Extracted data:
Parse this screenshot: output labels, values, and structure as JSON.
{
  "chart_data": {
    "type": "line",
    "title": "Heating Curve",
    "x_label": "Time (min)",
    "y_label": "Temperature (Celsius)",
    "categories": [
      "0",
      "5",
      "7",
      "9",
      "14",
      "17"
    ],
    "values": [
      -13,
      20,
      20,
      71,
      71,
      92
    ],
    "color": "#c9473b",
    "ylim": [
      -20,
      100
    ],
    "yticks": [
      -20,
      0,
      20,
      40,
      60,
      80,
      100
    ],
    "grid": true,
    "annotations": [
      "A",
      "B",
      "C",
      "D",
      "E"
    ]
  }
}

Instructions to follow: Extract the complete set of records unchanged.

Response below:
Parse this screenshot: output labels, values, and structure as JSON.
{
  "chart_data": {
    "type": "line",
    "title": "Heating Curve",
    "x_label": "Time (min)",
    "y_label": "Temperature (Celsius)",
    "categories": [
      "0",
      "5",
      "7",
      "9",
      "14",
      "17"
    ],
    "values": [
      -13,
      20,
      20,
      71,
      71,
      92
    ],
    "color": "#c9473b",
    "ylim": [
      -20,
      100
    ],
    "yticks": [
      -20,
      0,
      20,
      40,
      60,
      80,
      100
    ],
    "grid": true,
    "annotations": [
      "A",
      "B",
      "C",
      "D",
      "E"
    ]
  }
}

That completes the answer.